** Listed entries **
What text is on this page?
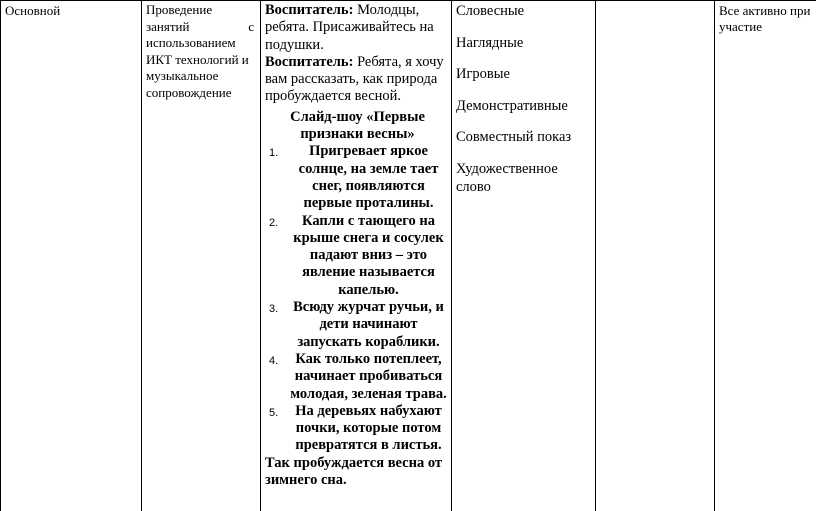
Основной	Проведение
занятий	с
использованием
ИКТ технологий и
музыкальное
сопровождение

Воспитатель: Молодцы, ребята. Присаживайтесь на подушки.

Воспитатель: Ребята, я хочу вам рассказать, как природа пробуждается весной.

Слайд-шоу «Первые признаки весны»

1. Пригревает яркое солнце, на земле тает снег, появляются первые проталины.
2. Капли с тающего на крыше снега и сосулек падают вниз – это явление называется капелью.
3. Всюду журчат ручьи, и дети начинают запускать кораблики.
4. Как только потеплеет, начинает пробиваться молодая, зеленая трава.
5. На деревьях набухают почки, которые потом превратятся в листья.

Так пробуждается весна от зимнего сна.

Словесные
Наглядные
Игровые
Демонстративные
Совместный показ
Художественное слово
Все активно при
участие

---

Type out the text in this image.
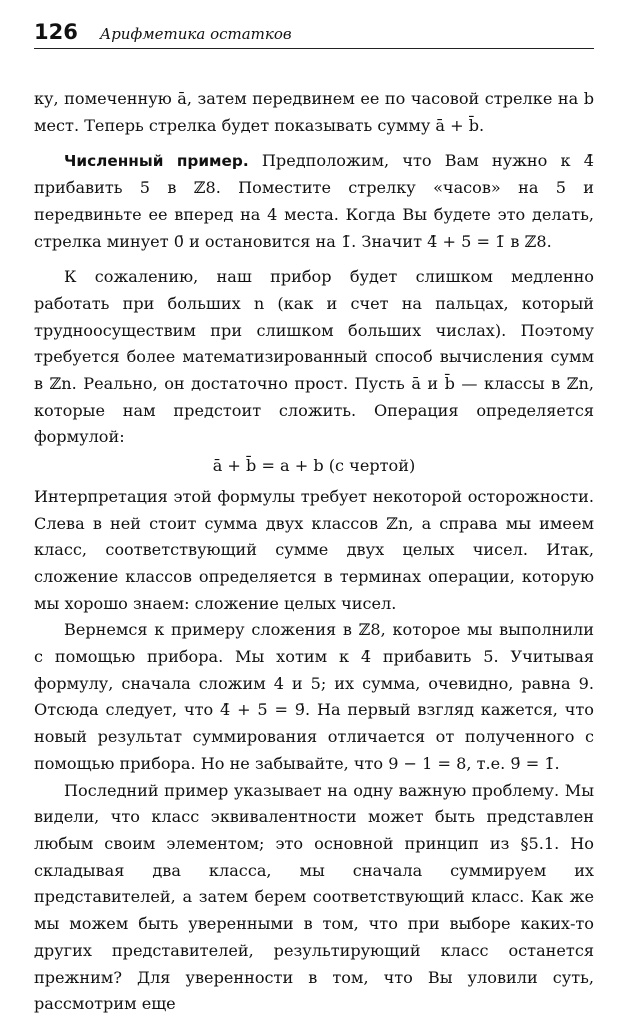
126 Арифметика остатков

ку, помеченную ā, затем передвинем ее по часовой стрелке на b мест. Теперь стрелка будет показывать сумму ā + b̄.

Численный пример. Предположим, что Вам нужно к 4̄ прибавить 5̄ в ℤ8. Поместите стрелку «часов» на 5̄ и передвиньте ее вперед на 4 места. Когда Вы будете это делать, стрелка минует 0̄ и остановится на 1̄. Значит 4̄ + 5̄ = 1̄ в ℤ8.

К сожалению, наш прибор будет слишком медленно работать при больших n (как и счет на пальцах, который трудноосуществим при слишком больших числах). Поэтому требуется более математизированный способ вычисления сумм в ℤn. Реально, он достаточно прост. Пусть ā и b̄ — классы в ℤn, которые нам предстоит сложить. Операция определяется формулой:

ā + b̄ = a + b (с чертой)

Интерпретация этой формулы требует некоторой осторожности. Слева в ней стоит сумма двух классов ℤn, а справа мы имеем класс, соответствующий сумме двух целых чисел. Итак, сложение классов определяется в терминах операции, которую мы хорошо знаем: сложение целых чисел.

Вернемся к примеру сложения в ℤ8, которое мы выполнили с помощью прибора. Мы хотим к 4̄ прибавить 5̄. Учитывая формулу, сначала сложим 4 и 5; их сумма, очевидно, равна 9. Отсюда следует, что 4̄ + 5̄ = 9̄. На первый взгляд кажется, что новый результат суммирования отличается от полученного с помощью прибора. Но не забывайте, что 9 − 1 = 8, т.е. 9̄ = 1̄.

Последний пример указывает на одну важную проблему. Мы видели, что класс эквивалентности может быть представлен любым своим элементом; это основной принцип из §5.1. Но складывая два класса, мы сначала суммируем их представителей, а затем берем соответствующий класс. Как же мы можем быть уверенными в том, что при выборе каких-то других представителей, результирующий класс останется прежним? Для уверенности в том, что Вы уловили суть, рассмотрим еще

==

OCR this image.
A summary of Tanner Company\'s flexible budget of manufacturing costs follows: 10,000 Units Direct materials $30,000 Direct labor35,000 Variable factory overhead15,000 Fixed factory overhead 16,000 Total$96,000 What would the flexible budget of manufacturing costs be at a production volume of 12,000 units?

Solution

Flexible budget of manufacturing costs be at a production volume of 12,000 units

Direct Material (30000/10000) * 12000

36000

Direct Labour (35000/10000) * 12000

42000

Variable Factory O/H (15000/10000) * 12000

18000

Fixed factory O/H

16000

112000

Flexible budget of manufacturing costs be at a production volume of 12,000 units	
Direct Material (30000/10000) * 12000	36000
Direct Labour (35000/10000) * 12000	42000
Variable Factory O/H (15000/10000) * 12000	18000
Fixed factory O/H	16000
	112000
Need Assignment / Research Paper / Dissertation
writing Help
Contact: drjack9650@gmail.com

** The problem **
Gather all lines from the listing above in which "manufacturing" occurs.

** Full solution **
A summary of Tanner Company\'s flexible budget of manufacturing costs follows: 10,000 Units Direct materials $30,000 Direct labor35,000 Variable factory overhead15,000 Fixed factory overhead 16,000 Total$96,000 What would the flexible budget of manufacturing costs be at a production volume of 12,000 units?
Flexible budget of manufacturing costs be at a production volume of 12,000 units
Flexible budget of manufacturing costs be at a production volume of 12,000 units	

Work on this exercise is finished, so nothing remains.